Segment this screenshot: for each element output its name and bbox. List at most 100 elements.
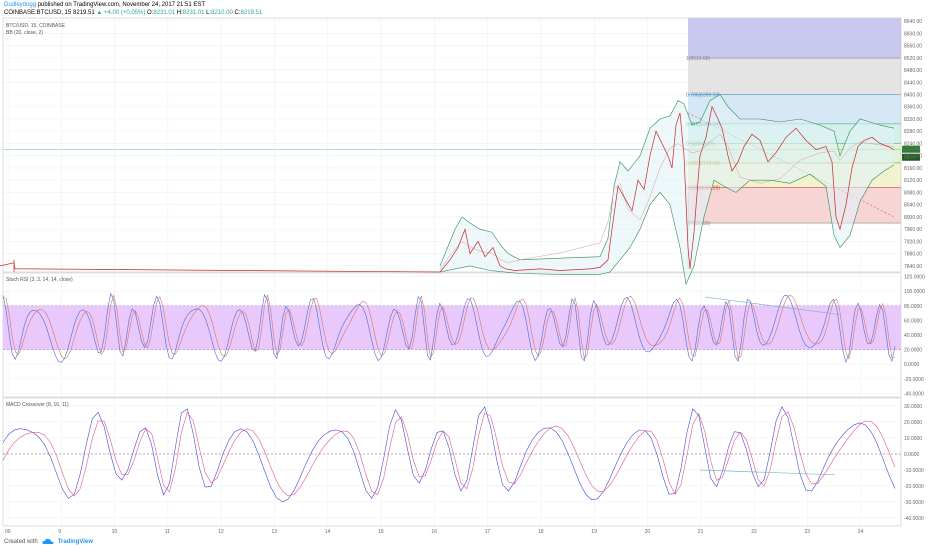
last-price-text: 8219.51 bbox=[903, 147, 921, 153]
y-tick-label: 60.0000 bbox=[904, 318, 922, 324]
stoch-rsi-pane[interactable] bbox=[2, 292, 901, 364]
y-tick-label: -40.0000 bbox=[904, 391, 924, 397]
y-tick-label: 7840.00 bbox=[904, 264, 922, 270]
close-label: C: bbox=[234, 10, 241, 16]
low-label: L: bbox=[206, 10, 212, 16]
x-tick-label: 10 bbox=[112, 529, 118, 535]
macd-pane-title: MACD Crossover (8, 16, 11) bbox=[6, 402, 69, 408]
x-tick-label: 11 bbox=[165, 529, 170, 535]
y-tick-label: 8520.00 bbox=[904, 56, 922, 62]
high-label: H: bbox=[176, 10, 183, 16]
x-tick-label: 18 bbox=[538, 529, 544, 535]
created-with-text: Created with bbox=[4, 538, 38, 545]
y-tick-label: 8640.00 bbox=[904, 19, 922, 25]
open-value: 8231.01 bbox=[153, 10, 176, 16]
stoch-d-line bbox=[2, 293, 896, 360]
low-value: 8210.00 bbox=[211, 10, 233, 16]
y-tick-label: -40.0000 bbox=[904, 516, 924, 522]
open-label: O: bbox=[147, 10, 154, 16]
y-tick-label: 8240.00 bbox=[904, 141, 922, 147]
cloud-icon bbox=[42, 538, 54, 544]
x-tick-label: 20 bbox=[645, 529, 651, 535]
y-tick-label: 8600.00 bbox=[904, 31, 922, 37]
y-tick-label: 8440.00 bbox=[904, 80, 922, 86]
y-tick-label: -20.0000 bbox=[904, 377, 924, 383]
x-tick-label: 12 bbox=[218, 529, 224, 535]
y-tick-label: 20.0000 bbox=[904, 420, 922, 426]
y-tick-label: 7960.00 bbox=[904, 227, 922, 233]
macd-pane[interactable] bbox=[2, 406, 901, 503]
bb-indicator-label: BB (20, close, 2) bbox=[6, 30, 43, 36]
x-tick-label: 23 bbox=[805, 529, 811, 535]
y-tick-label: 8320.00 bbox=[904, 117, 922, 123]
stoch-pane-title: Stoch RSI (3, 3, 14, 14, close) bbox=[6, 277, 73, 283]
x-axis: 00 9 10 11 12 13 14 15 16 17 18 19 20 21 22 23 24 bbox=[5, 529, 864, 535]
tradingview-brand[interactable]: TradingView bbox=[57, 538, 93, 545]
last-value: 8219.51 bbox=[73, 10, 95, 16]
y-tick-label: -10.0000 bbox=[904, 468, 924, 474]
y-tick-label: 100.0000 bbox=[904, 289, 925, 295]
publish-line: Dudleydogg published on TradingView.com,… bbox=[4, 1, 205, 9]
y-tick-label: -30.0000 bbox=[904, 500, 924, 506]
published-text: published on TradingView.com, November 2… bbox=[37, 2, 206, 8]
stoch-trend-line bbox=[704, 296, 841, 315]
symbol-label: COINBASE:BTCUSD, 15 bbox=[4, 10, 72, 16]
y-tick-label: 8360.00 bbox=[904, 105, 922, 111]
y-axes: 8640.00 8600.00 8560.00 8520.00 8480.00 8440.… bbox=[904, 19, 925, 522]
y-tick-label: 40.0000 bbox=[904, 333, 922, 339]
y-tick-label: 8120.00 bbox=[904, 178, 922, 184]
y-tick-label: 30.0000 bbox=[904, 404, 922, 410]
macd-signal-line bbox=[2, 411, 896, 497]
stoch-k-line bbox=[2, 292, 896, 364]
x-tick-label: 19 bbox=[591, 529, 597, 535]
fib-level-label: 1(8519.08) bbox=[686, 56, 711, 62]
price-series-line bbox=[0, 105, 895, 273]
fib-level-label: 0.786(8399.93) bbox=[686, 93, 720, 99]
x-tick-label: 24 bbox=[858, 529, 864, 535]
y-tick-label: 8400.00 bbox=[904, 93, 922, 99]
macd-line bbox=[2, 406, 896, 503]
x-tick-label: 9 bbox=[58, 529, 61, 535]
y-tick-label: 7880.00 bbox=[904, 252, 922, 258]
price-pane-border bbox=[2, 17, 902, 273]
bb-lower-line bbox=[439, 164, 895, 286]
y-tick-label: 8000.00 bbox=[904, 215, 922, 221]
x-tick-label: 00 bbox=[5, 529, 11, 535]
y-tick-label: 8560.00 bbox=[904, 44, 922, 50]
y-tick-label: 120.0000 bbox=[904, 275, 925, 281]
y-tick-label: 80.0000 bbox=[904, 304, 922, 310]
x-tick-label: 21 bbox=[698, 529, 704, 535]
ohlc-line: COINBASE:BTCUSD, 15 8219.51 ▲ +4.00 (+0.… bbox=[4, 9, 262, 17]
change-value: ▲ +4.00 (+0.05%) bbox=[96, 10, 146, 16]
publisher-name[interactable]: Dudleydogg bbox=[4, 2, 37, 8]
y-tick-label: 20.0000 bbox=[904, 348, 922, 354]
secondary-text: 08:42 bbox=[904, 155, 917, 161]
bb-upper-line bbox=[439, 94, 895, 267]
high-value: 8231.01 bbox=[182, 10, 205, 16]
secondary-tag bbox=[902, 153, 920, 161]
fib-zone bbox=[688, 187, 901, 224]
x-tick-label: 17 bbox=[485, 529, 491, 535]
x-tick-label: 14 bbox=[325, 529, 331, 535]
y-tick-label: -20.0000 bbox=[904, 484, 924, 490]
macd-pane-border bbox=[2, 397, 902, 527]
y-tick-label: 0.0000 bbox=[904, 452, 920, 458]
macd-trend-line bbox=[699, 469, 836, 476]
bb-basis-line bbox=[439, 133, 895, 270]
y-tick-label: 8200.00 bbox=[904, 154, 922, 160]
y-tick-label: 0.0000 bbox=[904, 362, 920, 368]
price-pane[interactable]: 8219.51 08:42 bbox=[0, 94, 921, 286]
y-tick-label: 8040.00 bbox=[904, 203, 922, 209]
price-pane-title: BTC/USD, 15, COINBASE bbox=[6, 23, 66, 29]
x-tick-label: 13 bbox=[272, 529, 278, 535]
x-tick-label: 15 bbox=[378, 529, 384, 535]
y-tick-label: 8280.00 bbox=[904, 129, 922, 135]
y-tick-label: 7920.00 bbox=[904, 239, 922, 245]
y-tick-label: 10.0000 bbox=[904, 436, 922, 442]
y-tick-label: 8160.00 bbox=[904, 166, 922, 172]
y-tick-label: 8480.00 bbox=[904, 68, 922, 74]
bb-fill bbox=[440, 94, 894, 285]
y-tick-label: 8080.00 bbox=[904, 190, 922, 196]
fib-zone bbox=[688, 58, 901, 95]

#### WHAT YOU ARE ASKED TO DO:
Repeat the rows from the line containing "last-price-text: 8219.51 bbox=[903, 147, 921, 153]" through the line containing "y-tick-label: 8640.00 bbox=[904, 19, 922, 25]", inclusive, with no changes.

#### WORKED SOLUTION:
last-price-text: 8219.51 bbox=[903, 147, 921, 153]
y-tick-label: 60.0000 bbox=[904, 318, 922, 324]
stoch-rsi-pane[interactable] bbox=[2, 292, 901, 364]
y-tick-label: -40.0000 bbox=[904, 391, 924, 397]
y-tick-label: 7840.00 bbox=[904, 264, 922, 270]
close-label: C: bbox=[234, 10, 241, 16]
low-label: L: bbox=[206, 10, 212, 16]
x-tick-label: 10 bbox=[112, 529, 118, 535]
macd-pane-title: MACD Crossover (8, 16, 11) bbox=[6, 402, 69, 408]
x-tick-label: 11 bbox=[165, 529, 170, 535]
y-tick-label: 8520.00 bbox=[904, 56, 922, 62]
high-label: H: bbox=[176, 10, 183, 16]
x-tick-label: 18 bbox=[538, 529, 544, 535]
created-with-text: Created with bbox=[4, 538, 38, 545]
y-tick-label: 8640.00 bbox=[904, 19, 922, 25]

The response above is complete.